Work to be completed: Extract all lines in the data that contain the word "tutti".

Supplied material:

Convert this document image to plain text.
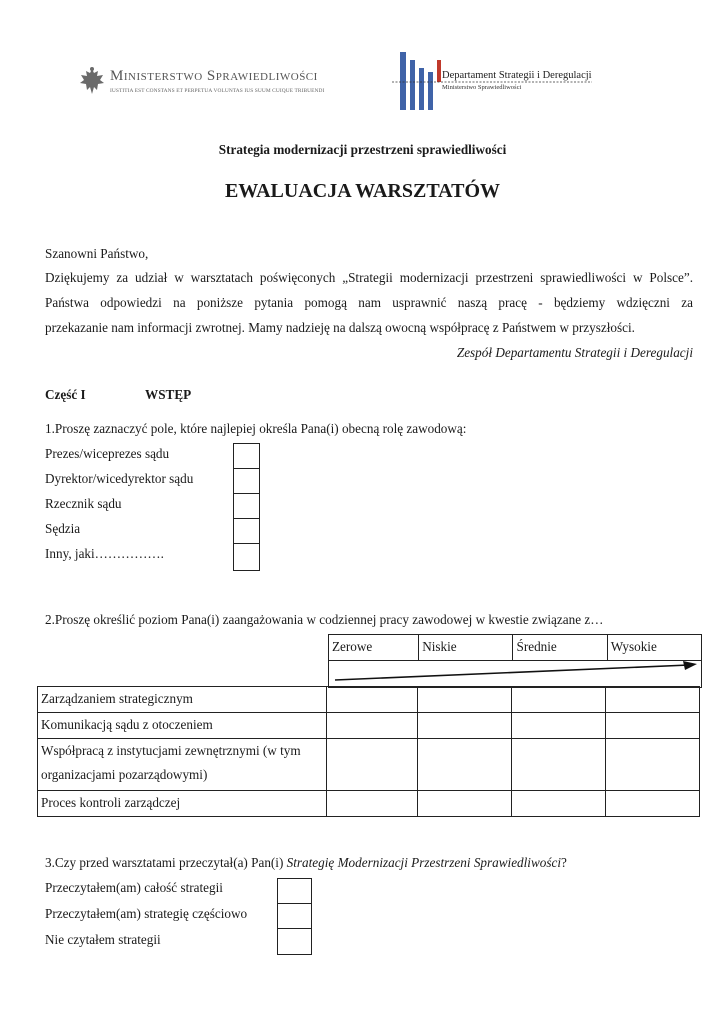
Ministerstwo Sprawiedliwości
IUSTITIA EST CONSTANS ET PERPETUA VOLUNTAS IUS SUUM CUIQUE TRIBUENDI
Departament Strategii i Deregulacji
Ministerstwo Sprawiedliwości
Strategia modernizacji przestrzeni sprawiedliwości
EWALUACJA WARSZTATÓW
Szanowni Państwo,
Dziękujemy za udział w warsztatach poświęconych „Strategii modernizacji przestrzeni sprawiedliwości w Polsce”.
Państwa odpowiedzi na poniższe pytania pomogą nam usprawnić naszą pracę - będziemy wdzięczni za
przekazanie nam informacji zwrotnej. Mamy nadzieję na dalszą owocną współpracę z Państwem w przyszłości.
Zespół Departamentu Strategii i Deregulacji
Część I	WSTĘP
1.Proszę zaznaczyć pole, które najlepiej określa Pana(i) obecną rolę zawodową:
Prezes/wiceprezes sądu
Dyrektor/wicedyrektor sądu
Rzecznik sądu
Sędzia
Inny, jaki…………….
2.Proszę określić poziom Pana(i) zaangażowania w codziennej pracy zawodowej w kwestie związane z…
Zerowe	Niskie	Średnie	Wysokie

Zarządzaniem strategicznym				
Komunikacją sądu z otoczeniem				

Współpracą z instytucjami zewnętrznymi (w tym
organizacjami pozarządowymi)				

Proces kontroli zarządczej				
3.Czy przed warsztatami przeczytał(a) Pan(i) Strategię Modernizacji Przestrzeni Sprawiedliwości?
Przeczytałem(am) całość strategii
Przeczytałem(am) strategię częściowo
Nie czytałem strategii
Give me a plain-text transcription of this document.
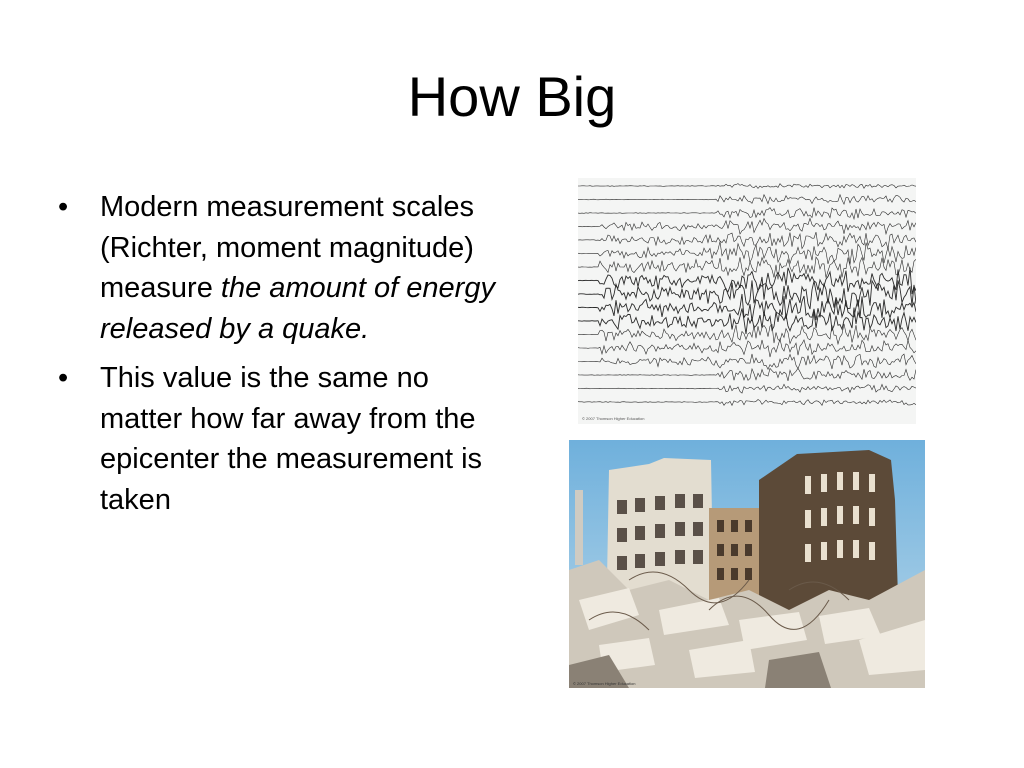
How Big
• Modern measurement scales (Richter, moment magnitude) measure the amount of energy released by a quake.
• This value is the same no matter how far away from the epicenter the measurement is taken
© 2007 Thomson Higher Education
© 2007 Thomson Higher Education
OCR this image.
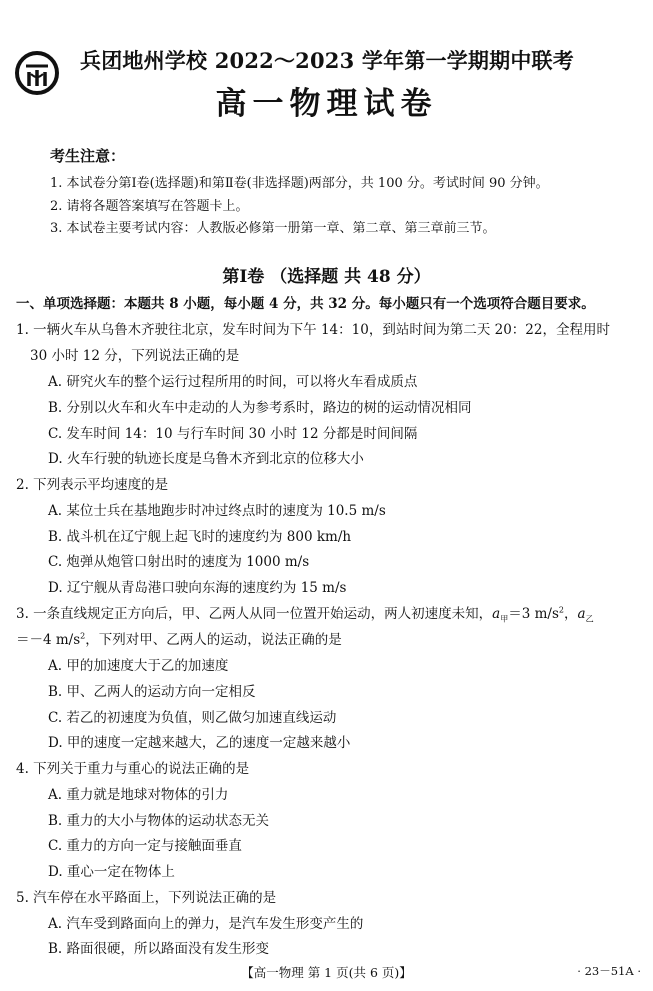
兵团地州学校 2022～2023 学年第一学期期中联考
高一物理试卷
考生注意：
1. 本试卷分第Ⅰ卷(选择题)和第Ⅱ卷(非选择题)两部分，共 100 分。考试时间 90 分钟。
2. 请将各题答案填写在答题卡上。
3. 本试卷主要考试内容：人教版必修第一册第一章、第二章、第三章前三节。
第Ⅰ卷 （选择题 共 48 分）
一、单项选择题：本题共 8 小题，每小题 4 分，共 32 分。每小题只有一个选项符合题目要求。
1. 一辆火车从乌鲁木齐驶往北京，发车时间为下午 14：10，到站时间为第二天 20：22，全程用时
30 小时 12 分，下列说法正确的是
A. 研究火车的整个运行过程所用的时间，可以将火车看成质点
B. 分别以火车和火车中走动的人为参考系时，路边的树的运动情况相同
C. 发车时间 14：10 与行车时间 30 小时 12 分都是时间间隔
D. 火车行驶的轨迹长度是乌鲁木齐到北京的位移大小
2. 下列表示平均速度的是
A. 某位士兵在基地跑步时冲过终点时的速度为 10.5 m/s
B. 战斗机在辽宁舰上起飞时的速度约为 800 km/h
C. 炮弹从炮管口射出时的速度为 1000 m/s
D. 辽宁舰从青岛港口驶向东海的速度约为 15 m/s
3. 一条直线规定正方向后，甲、乙两人从同一位置开始运动，两人初速度未知，$a_甲=3$ $m/s^2$，$a_乙$
＝－4 $m/s^2$，下列对甲、乙两人的运动，说法正确的是
A. 甲的加速度大于乙的加速度
B. 甲、乙两人的运动方向一定相反
C. 若乙的初速度为负值，则乙做匀加速直线运动
D. 甲的速度一定越来越大，乙的速度一定越来越小
4. 下列关于重力与重心的说法正确的是
A. 重力就是地球对物体的引力
B. 重力的大小与物体的运动状态无关
C. 重力的方向一定与接触面垂直
D. 重心一定在物体上
5. 汽车停在水平路面上，下列说法正确的是
A. 汽车受到路面向上的弹力，是汽车发生形变产生的
B. 路面很硬，所以路面没有发生形变
【高一物理 第 1 页(共 6 页)】	· 23－51A ·
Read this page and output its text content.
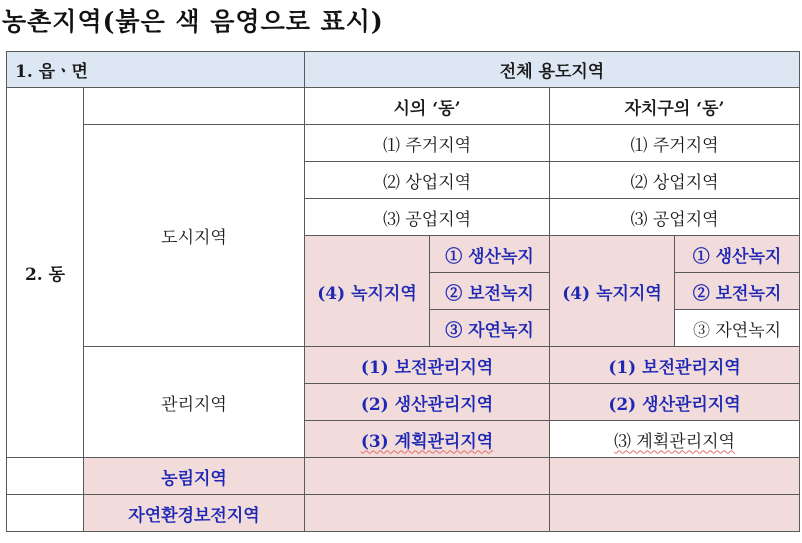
농촌지역(붉은 색 음영으로 표시)
1. 읍ㆍ면		전체 용도지역			
2. 동		시의 ‘동’		자치구의 ‘동’	
	도시지역	⑴ 주거지역		⑴ 주거지역	
		⑵ 상업지역		⑵ 상업지역	
		⑶ 공업지역		⑶ 공업지역	
		(4) 녹지지역	① 생산녹지	(4) 녹지지역	① 생산녹지
			② 보전녹지		② 보전녹지
			③ 자연녹지		③ 자연녹지
	관리지역	(1) 보전관리지역		(1) 보전관리지역	
		(2) 생산관리지역		(2) 생산관리지역	
		(3) 계획관리지역		⑶ 계획관리지역	
	농림지역				
	자연환경보전지역				
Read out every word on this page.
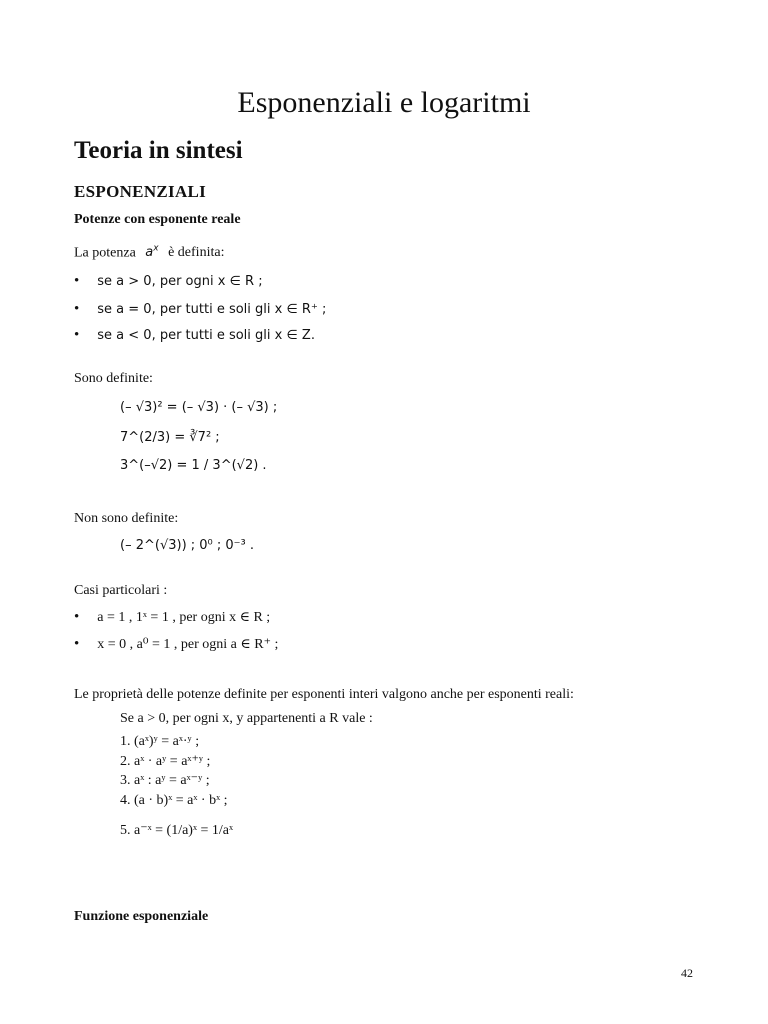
Esponenziali e logaritmi
Teoria in sintesi
ESPONENZIALI
Potenze con esponente reale
La potenza $a^x$ è definita:
• se a > 0, per ogni x ∈ R ;
• se a = 0, per tutti e soli gli x ∈ R⁺ ;
• se a < 0, per tutti e soli gli x ∈ Z.
Sono definite:
(– √3)² = (– √3) · (– √3) ;
7^(2/3) = ∛7² ;
3^(–√2) = 1 / 3^(√2) .
Non sono definite:
(– 2^(√3)) ; 0⁰ ; 0⁻³ .
Casi particolari :
• a = 1 , 1ˣ = 1 , per ogni x ∈ R ;
• x = 0 , a⁰ = 1 , per ogni a ∈ R⁺ ;
Le proprietà delle potenze definite per esponenti interi valgono anche per esponenti reali:
Se a > 0, per ogni x, y appartenenti a R vale :
1. (aˣ)ʸ = aˣ·ʸ ;
2. aˣ · aʸ = aˣ⁺ʸ ;
3. aˣ : aʸ = aˣ⁻ʸ ;
4. (a · b)ˣ = aˣ · bˣ ;
5. a⁻ˣ = (1/a)ˣ = 1/aˣ
Funzione esponenziale
42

Answer below:
• se a = 0, per tutti e soli gli x ∈ R⁺ ;
• se a < 0, per tutti e soli gli x ∈ Z.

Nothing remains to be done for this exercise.